Collected data entries:
******
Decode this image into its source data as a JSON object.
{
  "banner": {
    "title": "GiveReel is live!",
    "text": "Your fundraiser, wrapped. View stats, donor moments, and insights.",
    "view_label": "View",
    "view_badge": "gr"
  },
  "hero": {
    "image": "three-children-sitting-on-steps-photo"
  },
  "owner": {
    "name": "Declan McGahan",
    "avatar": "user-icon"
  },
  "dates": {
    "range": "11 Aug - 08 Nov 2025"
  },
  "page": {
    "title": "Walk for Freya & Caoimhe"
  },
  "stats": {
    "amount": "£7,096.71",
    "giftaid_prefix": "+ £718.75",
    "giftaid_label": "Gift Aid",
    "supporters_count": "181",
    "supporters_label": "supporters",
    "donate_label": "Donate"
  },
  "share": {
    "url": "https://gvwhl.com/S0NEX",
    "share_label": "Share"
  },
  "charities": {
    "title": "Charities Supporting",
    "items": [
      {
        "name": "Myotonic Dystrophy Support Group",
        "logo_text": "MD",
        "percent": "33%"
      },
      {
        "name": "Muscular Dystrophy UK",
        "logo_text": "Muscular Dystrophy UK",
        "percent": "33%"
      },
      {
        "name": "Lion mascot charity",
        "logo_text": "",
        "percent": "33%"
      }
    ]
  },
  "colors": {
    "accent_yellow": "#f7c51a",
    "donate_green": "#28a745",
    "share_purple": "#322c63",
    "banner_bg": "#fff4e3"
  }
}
******
▸ Task statement: The records above are to be repeated exactly, in their entirety.

▸ Exercise output:
Decode this image into its source data as a JSON object.
{
  "banner": {
    "title": "GiveReel is live!",
    "text": "Your fundraiser, wrapped. View stats, donor moments, and insights.",
    "view_label": "View",
    "view_badge": "gr"
  },
  "hero": {
    "image": "three-children-sitting-on-steps-photo"
  },
  "owner": {
    "name": "Declan McGahan",
    "avatar": "user-icon"
  },
  "dates": {
    "range": "11 Aug - 08 Nov 2025"
  },
  "page": {
    "title": "Walk for Freya & Caoimhe"
  },
  "stats": {
    "amount": "£7,096.71",
    "giftaid_prefix": "+ £718.75",
    "giftaid_label": "Gift Aid",
    "supporters_count": "181",
    "supporters_label": "supporters",
    "donate_label": "Donate"
  },
  "share": {
    "url": "https://gvwhl.com/S0NEX",
    "share_label": "Share"
  },
  "charities": {
    "title": "Charities Supporting",
    "items": [
      {
        "name": "Myotonic Dystrophy Support Group",
        "logo_text": "MD",
        "percent": "33%"
      },
      {
        "name": "Muscular Dystrophy UK",
        "logo_text": "Muscular Dystrophy UK",
        "percent": "33%"
      },
      {
        "name": "Lion mascot charity",
        "logo_text": "",
        "percent": "33%"
      }
    ]
  },
  "colors": {
    "accent_yellow": "#f7c51a",
    "donate_green": "#28a745",
    "share_purple": "#322c63",
    "banner_bg": "#fff4e3"
  }
}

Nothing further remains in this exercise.